Return each line containing the string "initiū".
--- Entries provided ---
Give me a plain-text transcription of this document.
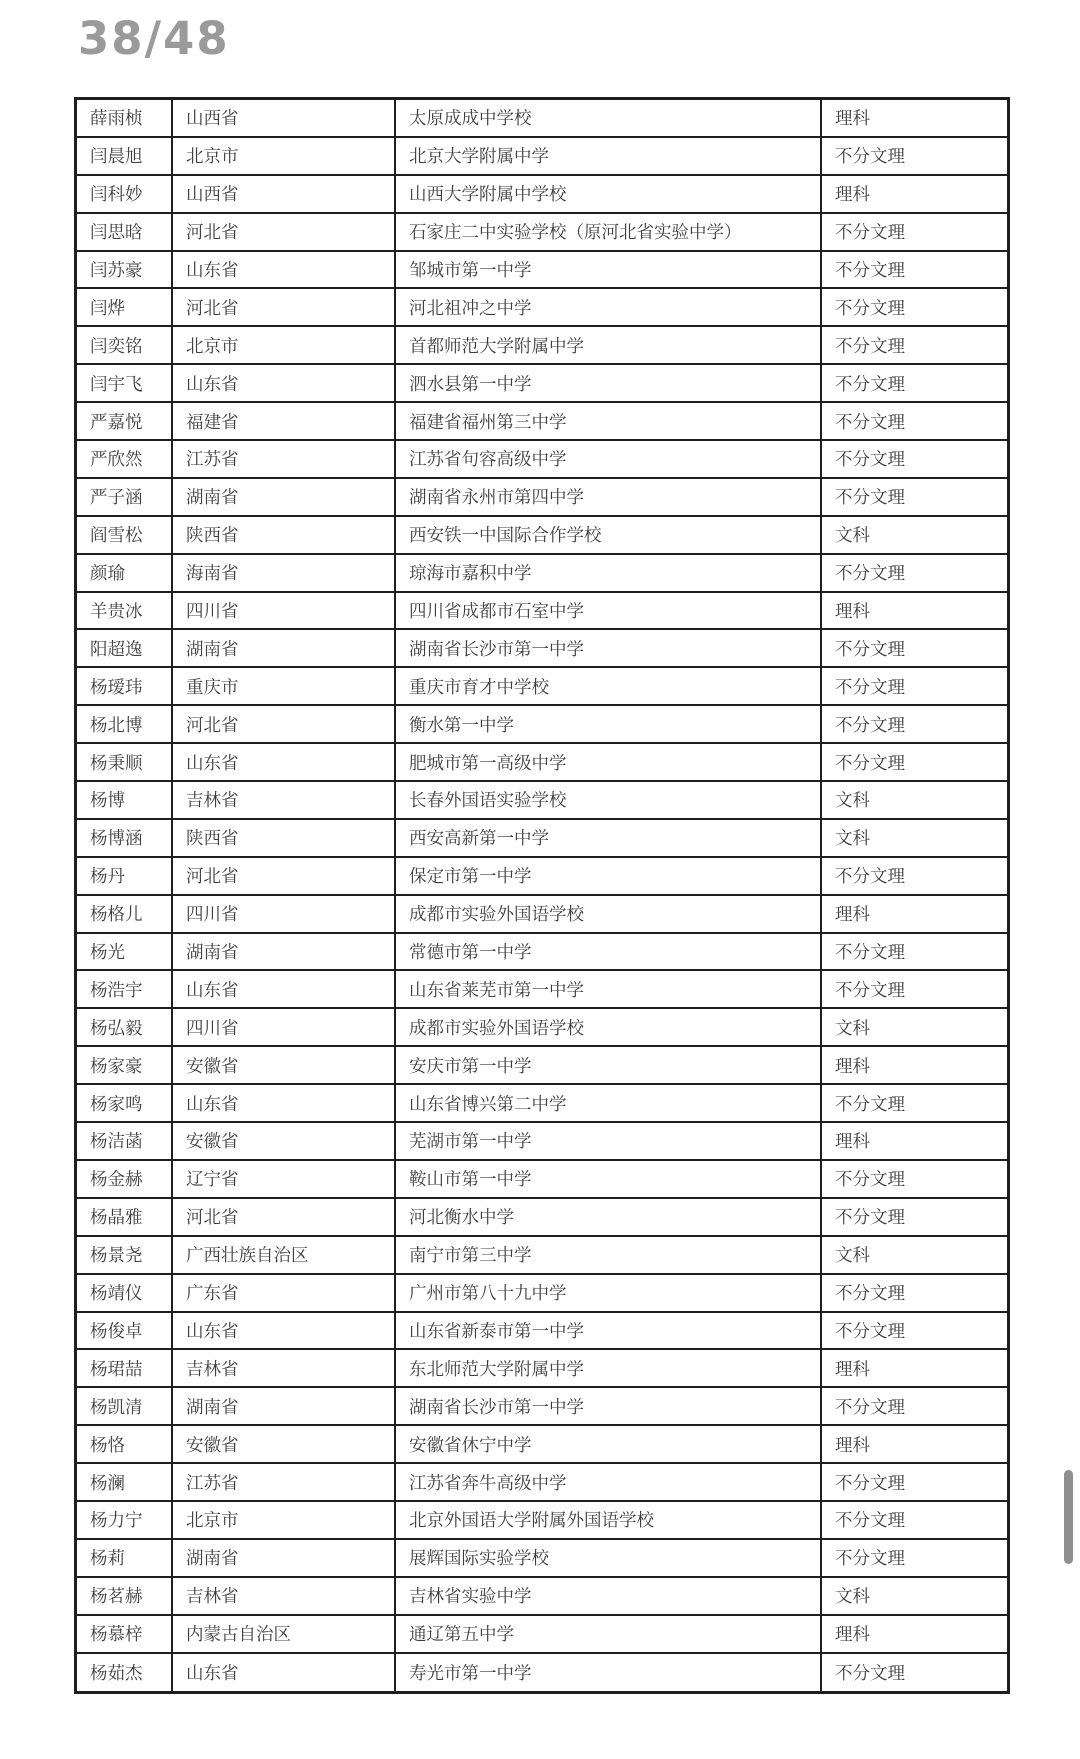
38/48
薛雨桢	山西省	太原成成中学校	理科
闫晨旭	北京市	北京大学附属中学	不分文理
闫科妙	山西省	山西大学附属中学校	理科
闫思晗	河北省	石家庄二中实验学校（原河北省实验中学）	不分文理
闫苏豪	山东省	邹城市第一中学	不分文理
闫烨	河北省	河北祖冲之中学	不分文理
闫奕铭	北京市	首都师范大学附属中学	不分文理
闫宇飞	山东省	泗水县第一中学	不分文理
严嘉悦	福建省	福建省福州第三中学	不分文理
严欣然	江苏省	江苏省句容高级中学	不分文理
严子涵	湖南省	湖南省永州市第四中学	不分文理
阎雪松	陕西省	西安铁一中国际合作学校	文科
颜瑜	海南省	琼海市嘉积中学	不分文理
羊贵冰	四川省	四川省成都市石室中学	理科
阳超逸	湖南省	湖南省长沙市第一中学	不分文理
杨瑷玮	重庆市	重庆市育才中学校	不分文理
杨北博	河北省	衡水第一中学	不分文理
杨秉顺	山东省	肥城市第一高级中学	不分文理
杨博	吉林省	长春外国语实验学校	文科
杨博涵	陕西省	西安高新第一中学	文科
杨丹	河北省	保定市第一中学	不分文理
杨格儿	四川省	成都市实验外国语学校	理科
杨光	湖南省	常德市第一中学	不分文理
杨浩宇	山东省	山东省莱芜市第一中学	不分文理
杨弘毅	四川省	成都市实验外国语学校	文科
杨家豪	安徽省	安庆市第一中学	理科
杨家鸣	山东省	山东省博兴第二中学	不分文理
杨洁菡	安徽省	芜湖市第一中学	理科
杨金赫	辽宁省	鞍山市第一中学	不分文理
杨晶雅	河北省	河北衡水中学	不分文理
杨景尧	广西壮族自治区	南宁市第三中学	文科
杨靖仪	广东省	广州市第八十九中学	不分文理
杨俊卓	山东省	山东省新泰市第一中学	不分文理
杨珺喆	吉林省	东北师范大学附属中学	理科
杨凯清	湖南省	湖南省长沙市第一中学	不分文理
杨恪	安徽省	安徽省休宁中学	理科
杨澜	江苏省	江苏省奔牛高级中学	不分文理
杨力宁	北京市	北京外国语大学附属外国语学校	不分文理
杨莉	湖南省	展辉国际实验学校	不分文理
杨茗赫	吉林省	吉林省实验中学	文科
杨慕梓	内蒙古自治区	通辽第五中学	理科
杨茹杰	山东省	寿光市第一中学	不分文理
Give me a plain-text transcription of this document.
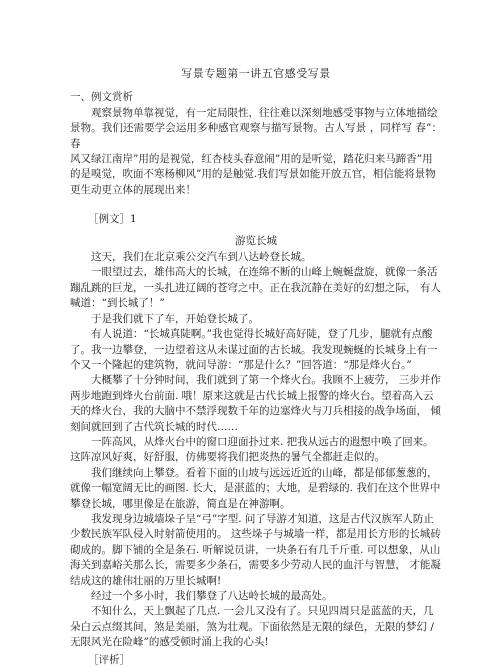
写景专题第一讲五官感受写景
一、例文赏析
观察景物单靠视觉，有一定局限性，往往难以深刻地感受事物与立体地描绘
景物。我们还需要学会运用多种感官观察与描写景物。古人写景 ，同样写 春”：春
风又绿江南岸”用的是视觉，红杏枝头春意闹”用的是听觉，踏花归来马蹄香”用
的是嗅觉，吹面不寒杨柳风”用的是触觉.我们写景如能开放五官，相信能将景物
更生动更立体的展现出来！
［例文］1
游览长城
这天，我们在北京乘公交汽车到八达岭登长城。
一眼望过去，雄伟高大的长城，在连绵不断的山峰上蜿蜒盘旋，就像一条活
蹦乱跳的巨龙，一头扎进辽阔的苍穹之中。正在我沉静在美好的幻想之际， 有人
喊道：“到长城了！”
于是我们就下了车，开始登长城了。
有人说道：“长城真陡啊。”我也觉得长城好高好陡，登了几步，腿就有点酸
了。我一边攀登，一边望着这从未谋过面的古长城。我发现蜿蜒的长城身上有一
个又一个隆起的建筑物，就问导游：“那是什么？”回答道：“那是烽火台。”
大概攀了十分钟时间，我们就到了第一个烽火台。我顾不上疲劳， 三步并作
两步地跑到烽火台前面. 哦！原来这就是古代长城上报警的烽火台。望着高入云
天的烽火台，我的大脑中不禁浮现数千年的边塞烽火与刀兵相接的战争场面， 倾
刻间就回到了古代筑长城的时代……
一阵高风，从烽火台中的窗口迎面扑过来. 把我从远古的遐想中唤了回来。
这阵凉风好爽，好舒服，仿佛要将我们把炎热的暑气全都赶走似的。
我们继续向上攀登。看着下面的山坡与远远近近的山峰，都是郁郁葱葱的，
就像一幅宽阔无比的画图. 长大，是湛蓝的；大地，是碧绿的. 我们在这个世界中
攀登长城，哪里像是在旅游，简直是在神游啊。
我发现身边城墙垛子呈“弓”字型. 问了导游才知道，这是古代汉族军人防止
少数民族军队侵入时射箭使用的。 这些垛子与城墙一样，都是用长方形的长城砖
砌成的。脚下铺的全是条石. 听解说员讲，一块条石有几千斤重. 可以想象，从山
海关到嘉峪关那么长，需要多少条石，需要多少劳动人民的血汗与智慧， 才能凝
结成这的雄伟壮丽的万里长城啊!
经过一个多小时，我们攀登了八达岭长城的最高处。
不知什么，天上飘起了几点. 一会儿又没有了。只见四周只是蓝蓝的天，几
朵白云点缀其间，煞是美丽，煞为壮观。下面依然是无限的绿色，无限的梦幻 /
无限风光在险峰”的感受顿时涌上我的心头!
［评析］
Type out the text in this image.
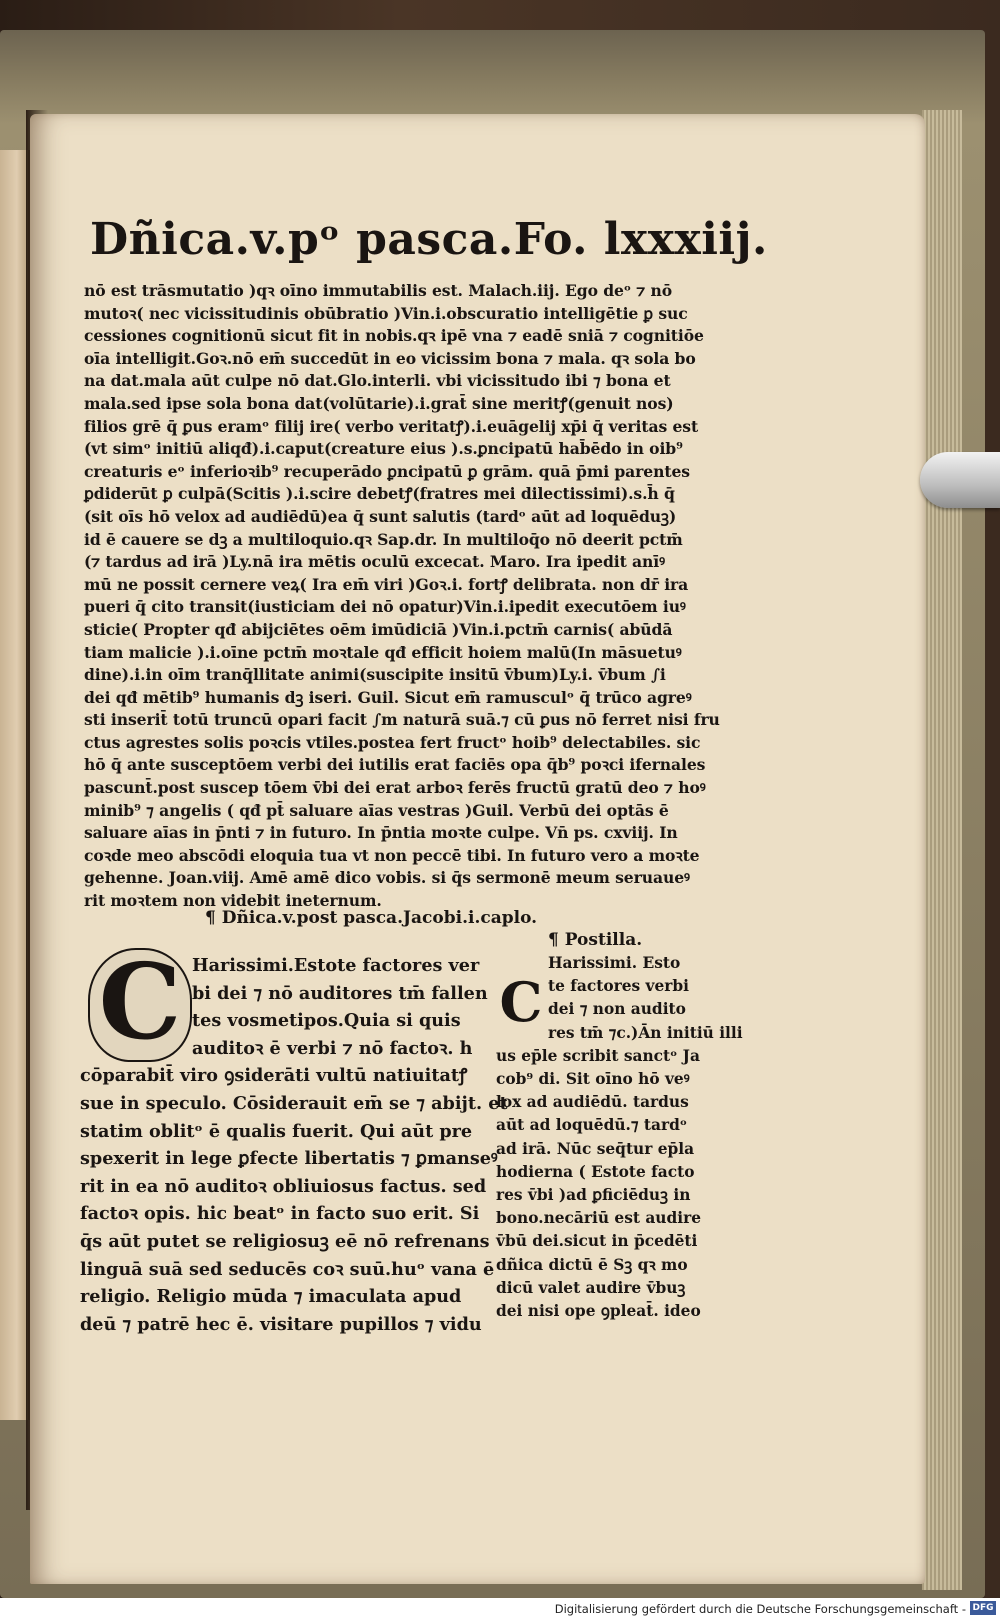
Dñica.v.pᵒ pasca. Fo. lxxxiij.
nō est trāsmutatio )qꝛ oīno immutabilis est. Malach.iij. Ego deᵒ ⁊ nō
mutoꝛ( nec vicissitudinis obūbratio )Vin.i.obscuratio intelligētie ꝑ suc
cessiones cognitionū sicut fit in nobis.qꝛ ipē vna ⁊ eadē sniā ⁊ cognitiōe
oīa intelligit.Goꝛ.nō em̄ succedūt in eo vicissim bona ⁊ mala. qꝛ sola bo
na dat.mala aūt culpe nō dat.Glo.interli. vbi vicissitudo ibi ⁊ bona et
mala.sed ipse sola bona dat(volūtarie).i.grat̄ sine meritꝭ(genuit nos)
filios grē q̄ ꝑus eramᵒ filij ire( verbo veritatꝭ).i.euāgelij xp̄i q̄ veritas est
(vt simᵒ initiū aliqđ).i.caput(creature eius ).s.ꝑncipatū hab̄ēdo in oib⁹
creaturis eᵒ inferioꝛib⁹ recuperādo ꝑncipatū ꝑ grām. quā p̄mi parentes
ꝑdiderūt ꝑ culpā(Scitis ).i.scire debetꝭ(fratres mei dilectissimi).s.h̄ q̄
(sit oīs hō velox ad audiēdū)ea q̄ sunt salutis (tardᵒ aūt ad loquēduꝫ)
id ē cauere se dꝫ a multiloquio.qꝛ Sap.dr. In multiloq̄o nō deerit pctm̄
(⁊ tardus ad irā )Ly.nā ira mētis oculū excecat. Maro. Ira ipedit anīꝰ
mū ne possit cernere veꝝ( Ira em̄ viri )Goꝛ.i. fortꝭ delibrata. non dr̄ ira
pueri q̄ cito transit(iusticiam dei nō opatur)Vin.i.ipedit executōem iuꝰ
sticie( Propter qđ abijciētes oēm imūdiciā )Vin.i.pctm̄ carnis( abūdā
tiam malicie ).i.oīne pctm̄ moꝛtale qđ efficit hoiem malū(In māsuetuꝰ
dine).i.in oīm tranq̄llitate animi(suscipite insitū v̄bum)Ly.i. v̄bum ∫i
dei qđ mētib⁹ humanis dꝫ iseri. Guil. Sicut em̄ ramusculᵒ q̄ trūco agreꝰ
sti inserit̄ totū truncū opari facit ∫m naturā suā.⁊ cū ꝑus nō ferret nisi fru
ctus agrestes solis poꝛcis vtiles.postea fert fructᵒ hoib⁹ delectabiles. sic
hō q̄ ante susceptōem verbi dei iutilis erat faciēs opa q̄b⁹ poꝛci ifernales
pascunt̄.post suscep tōem v̄bi dei erat arboꝛ ferēs fructū gratū deo ⁊ hoꝰ
minib⁹ ⁊ angelis ( qđ pt̄ saluare aīas vestras )Guil. Verbū dei optās ē
saluare aīas in p̄nti ⁊ in futuro. In p̄ntia moꝛte culpe. Vn̄ ps. cxviij. In
coꝛde meo abscōdi eloquia tua vt non peccē tibi. In futuro vero a moꝛte
gehenne. Joan.viij. Amē amē dico vobis. si q̄s sermonē meum seruaueꝰ
rit moꝛtem non videbit ineternum.
¶ Dñica.v.post pasca.Jacobi.i.caplo.
¶ Postilla.
C	C
Harissimi.Estote factores ver
bi dei ⁊ nō auditores tm̄ fallen
tes vosmetipos.Quia si quis
auditoꝛ ē verbi ⁊ nō factoꝛ. h
cōparabit̄ viro ꝯsiderāti vultū natiuitatꝭ
sue in speculo. Cōsiderauit em̄ se ⁊ abijt. et
statim oblitᵒ ē qualis fuerit. Qui aūt pre
spexerit in lege ꝑfecte libertatis ⁊ ꝑmanseꝰ
rit in ea nō auditoꝛ obliuiosus factus. sed
factoꝛ opis. hic beatᵒ in facto suo erit. Si
q̄s aūt putet se religiosuꝫ eē nō refrenans
linguā suā sed seducēs coꝛ suū.huᵒ vana ē
religio. Religio mūda ⁊ imaculata apud
deū ⁊ patrē hec ē. visitare pupillos ⁊ vidu
Harissimi. Esto
te factores verbi
dei ⁊ non audito
res tm̄ ⁊c.)Ān initiū illi
us ep̄le scribit sanctᵒ Ja
cob⁹ di. Sit oīno hō veꝰ
lox ad audiēdū. tardus
aūt ad loquēdū.⁊ tardᵒ
ad irā. Nūc seq̄tur ep̄la
hodierna ( Estote facto
res v̄bi )ad ꝑficiēduꝫ in
bono.necāriū est audire
v̄bū dei.sicut in p̄cedēti
dñica dictū ē Sꝫ qꝛ mo
dicū valet audire v̄buꝫ
dei nisi ope ꝯpleat̄. ideo
Digitalisierung gefördert durch die Deutsche Forschungsgemeinschaft - DFG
---
--- Complete output ---
(vt simᵒ initiū aliqđ).i.caput(creature eius ).s.ꝑncipatū hab̄ēdo in oib⁹
res tm̄ ⁊c.)Ān initiū illi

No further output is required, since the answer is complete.